Please list each item that the forum post about moving off self-hosted servers names after "configuration files for" in its first sentence.

* Document extract *
○ ○ ○ ○ ○ ○ ○
For several years I have been running on my own "OS X Servers", which gave me access to all the configuration files for Apache, PHP, MySQL, PgSQL, logs, etc.
It's been nice having the servers right on the LAN with no need for FTP. Yesterday I purchased the latest "Transmit" since I will now join the FTP world...
I've decided to keep one development domain on my current "OS X Server" and host the other domains where they run all the time. I am sure there will be adjustments due to the fact that you are no longer in control of the servers.
I think from a security point of view I will worry a whole lot less by not having a server on my LAN that is exposed to the outside world.
I've been running Verizon Business FIOS 25MB/5MB service for a long time, so for the small amount of traffic that I had, it was more than ample.
A couple of years ago I got a Trojan Horse on one of my workstations, and it quickly spread to three servers, and to several workstations. It took me a couple of months from the time I began having problems until I finally figured out what was causing the problems, and resolved the problem.
○ ○ ○ ○ ○ ○ ○
* Recorded data *
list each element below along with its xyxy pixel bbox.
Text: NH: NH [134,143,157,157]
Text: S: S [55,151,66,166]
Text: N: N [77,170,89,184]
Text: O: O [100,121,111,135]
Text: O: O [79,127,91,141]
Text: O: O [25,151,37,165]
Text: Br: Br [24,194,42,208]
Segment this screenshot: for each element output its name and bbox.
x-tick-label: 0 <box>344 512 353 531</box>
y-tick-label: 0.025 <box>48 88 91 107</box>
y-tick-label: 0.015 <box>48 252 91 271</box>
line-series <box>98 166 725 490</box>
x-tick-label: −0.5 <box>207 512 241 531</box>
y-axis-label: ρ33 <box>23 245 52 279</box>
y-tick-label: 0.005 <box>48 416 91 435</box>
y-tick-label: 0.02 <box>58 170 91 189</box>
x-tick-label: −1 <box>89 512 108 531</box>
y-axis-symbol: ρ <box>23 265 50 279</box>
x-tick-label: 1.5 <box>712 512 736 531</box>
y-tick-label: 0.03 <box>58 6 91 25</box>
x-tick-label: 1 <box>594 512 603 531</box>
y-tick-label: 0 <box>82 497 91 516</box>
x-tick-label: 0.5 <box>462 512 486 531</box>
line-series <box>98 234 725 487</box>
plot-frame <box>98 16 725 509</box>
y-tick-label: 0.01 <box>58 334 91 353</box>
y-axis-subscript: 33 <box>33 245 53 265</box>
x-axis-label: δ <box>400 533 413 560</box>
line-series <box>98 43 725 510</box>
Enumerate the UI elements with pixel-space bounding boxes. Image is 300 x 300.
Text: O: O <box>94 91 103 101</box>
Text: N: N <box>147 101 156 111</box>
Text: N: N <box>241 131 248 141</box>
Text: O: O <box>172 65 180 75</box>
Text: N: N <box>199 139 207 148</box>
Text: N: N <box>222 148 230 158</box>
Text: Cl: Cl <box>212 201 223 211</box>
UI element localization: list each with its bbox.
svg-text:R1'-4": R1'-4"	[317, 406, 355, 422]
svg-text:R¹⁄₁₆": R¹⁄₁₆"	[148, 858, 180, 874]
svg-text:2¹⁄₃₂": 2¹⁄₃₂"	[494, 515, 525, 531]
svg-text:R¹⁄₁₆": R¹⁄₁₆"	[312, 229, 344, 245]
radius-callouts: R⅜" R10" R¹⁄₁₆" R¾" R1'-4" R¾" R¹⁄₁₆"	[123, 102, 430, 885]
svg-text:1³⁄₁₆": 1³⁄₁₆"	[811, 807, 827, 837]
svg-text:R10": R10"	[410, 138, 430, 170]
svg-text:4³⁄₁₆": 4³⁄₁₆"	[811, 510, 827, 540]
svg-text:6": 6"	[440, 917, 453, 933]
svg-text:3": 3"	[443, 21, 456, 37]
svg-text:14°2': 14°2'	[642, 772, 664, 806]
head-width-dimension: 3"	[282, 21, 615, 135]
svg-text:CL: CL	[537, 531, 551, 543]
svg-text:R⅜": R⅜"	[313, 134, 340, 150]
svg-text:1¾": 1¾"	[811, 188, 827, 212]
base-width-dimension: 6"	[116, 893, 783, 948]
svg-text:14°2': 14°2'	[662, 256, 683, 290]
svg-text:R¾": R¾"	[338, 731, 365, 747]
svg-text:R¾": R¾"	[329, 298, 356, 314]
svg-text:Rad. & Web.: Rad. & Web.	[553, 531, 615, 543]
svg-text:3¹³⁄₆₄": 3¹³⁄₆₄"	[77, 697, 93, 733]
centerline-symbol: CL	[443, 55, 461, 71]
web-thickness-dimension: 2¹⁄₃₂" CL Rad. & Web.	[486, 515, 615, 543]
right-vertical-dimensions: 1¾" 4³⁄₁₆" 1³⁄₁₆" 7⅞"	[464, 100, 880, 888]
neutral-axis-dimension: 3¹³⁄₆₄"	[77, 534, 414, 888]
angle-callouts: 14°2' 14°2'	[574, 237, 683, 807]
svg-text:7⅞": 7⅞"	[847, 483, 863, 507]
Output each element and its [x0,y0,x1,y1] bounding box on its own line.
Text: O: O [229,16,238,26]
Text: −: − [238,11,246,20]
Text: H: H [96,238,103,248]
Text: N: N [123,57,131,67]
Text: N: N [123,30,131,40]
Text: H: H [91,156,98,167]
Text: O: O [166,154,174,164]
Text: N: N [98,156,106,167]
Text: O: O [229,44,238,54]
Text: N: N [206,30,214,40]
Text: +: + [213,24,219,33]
○ ○ ○ ○ ○ ○ ○
* Problem solution *
- Apache
- PHP
- MySQL
- PgSQL
- logs